### RECORD EXCERPTS
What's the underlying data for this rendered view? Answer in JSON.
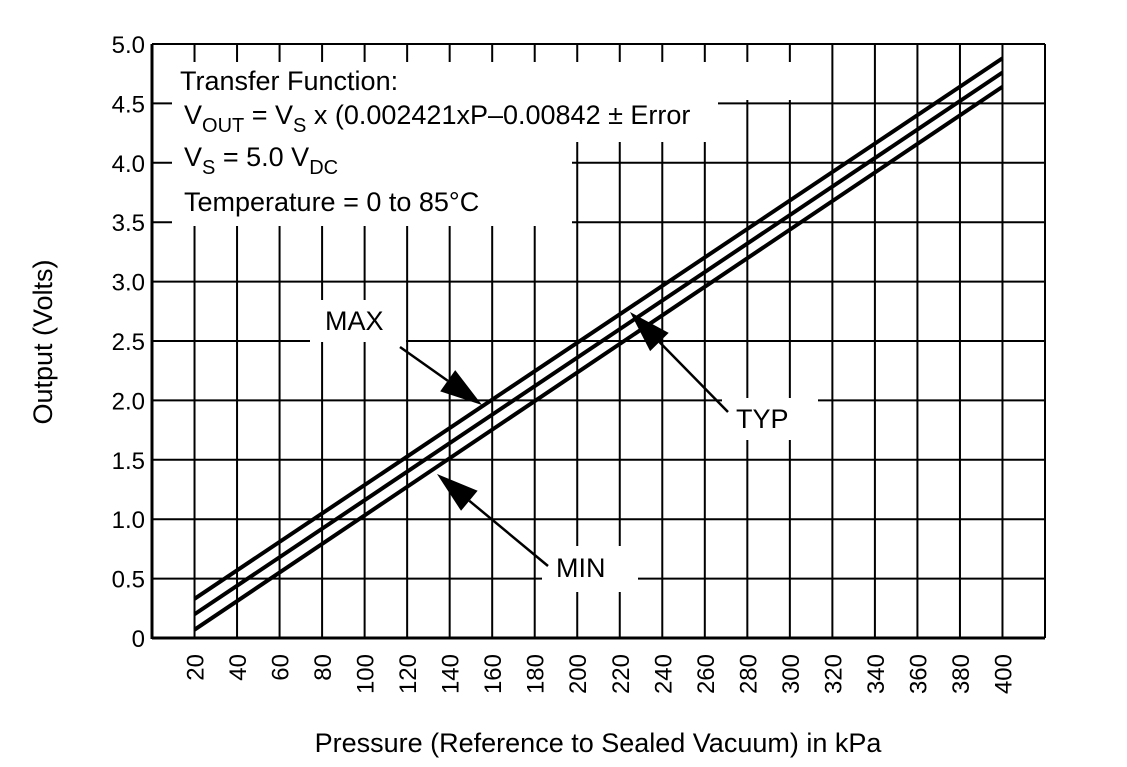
{
  "chart_data": {
    "type": "line",
    "xlabel": "Pressure (Reference to Sealed Vacuum) in kPa",
    "ylabel": "Output (Volts)",
    "xlim": [
      0,
      420
    ],
    "ylim": [
      0,
      5.0
    ],
    "x_ticks": [
      "20",
      "40",
      "60",
      "80",
      "100",
      "120",
      "140",
      "160",
      "180",
      "200",
      "220",
      "240",
      "260",
      "280",
      "300",
      "320",
      "340",
      "360",
      "380",
      "400"
    ],
    "y_ticks": [
      "0",
      "0.5",
      "1.0",
      "1.5",
      "2.0",
      "2.5",
      "3.0",
      "3.5",
      "4.0",
      "4.5",
      "5.0"
    ],
    "grid": true,
    "series": [
      {
        "name": "MAX",
        "x": [
          20,
          400
        ],
        "y": [
          0.33,
          4.88
        ]
      },
      {
        "name": "TYP",
        "x": [
          20,
          400
        ],
        "y": [
          0.2,
          4.76
        ]
      },
      {
        "name": "MIN",
        "x": [
          20,
          400
        ],
        "y": [
          0.07,
          4.64
        ]
      }
    ],
    "annotations": {
      "transfer_title": "Transfer Function:",
      "vout_main": "V",
      "vout_sub": "OUT",
      "eq_mid": " = V",
      "vs_sub": "S",
      "eq_rest": " x (0.002421xP–0.00842 ± Error",
      "vs_main": "V",
      "vs_sub2": "S",
      "vs_mid": " = 5.0 V",
      "vdc_sub": "DC",
      "temperature": "Temperature = 0 to 85°C",
      "max_label": "MAX",
      "typ_label": "TYP",
      "min_label": "MIN"
    }
  }
}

### PROBLEM DETAILS
Reproduce every record above exactly, omitting the pictures.

### OUTPUT OF THE EXERCISE
What's the underlying data for this rendered view? Answer in JSON.
{
  "chart_data": {
    "type": "line",
    "xlabel": "Pressure (Reference to Sealed Vacuum) in kPa",
    "ylabel": "Output (Volts)",
    "xlim": [
      0,
      420
    ],
    "ylim": [
      0,
      5.0
    ],
    "x_ticks": [
      "20",
      "40",
      "60",
      "80",
      "100",
      "120",
      "140",
      "160",
      "180",
      "200",
      "220",
      "240",
      "260",
      "280",
      "300",
      "320",
      "340",
      "360",
      "380",
      "400"
    ],
    "y_ticks": [
      "0",
      "0.5",
      "1.0",
      "1.5",
      "2.0",
      "2.5",
      "3.0",
      "3.5",
      "4.0",
      "4.5",
      "5.0"
    ],
    "grid": true,
    "series": [
      {
        "name": "MAX",
        "x": [
          20,
          400
        ],
        "y": [
          0.33,
          4.88
        ]
      },
      {
        "name": "TYP",
        "x": [
          20,
          400
        ],
        "y": [
          0.2,
          4.76
        ]
      },
      {
        "name": "MIN",
        "x": [
          20,
          400
        ],
        "y": [
          0.07,
          4.64
        ]
      }
    ],
    "annotations": {
      "transfer_title": "Transfer Function:",
      "vout_main": "V",
      "vout_sub": "OUT",
      "eq_mid": " = V",
      "vs_sub": "S",
      "eq_rest": " x (0.002421xP–0.00842 ± Error",
      "vs_main": "V",
      "vs_sub2": "S",
      "vs_mid": " = 5.0 V",
      "vdc_sub": "DC",
      "temperature": "Temperature = 0 to 85°C",
      "max_label": "MAX",
      "typ_label": "TYP",
      "min_label": "MIN"
    }
  }
}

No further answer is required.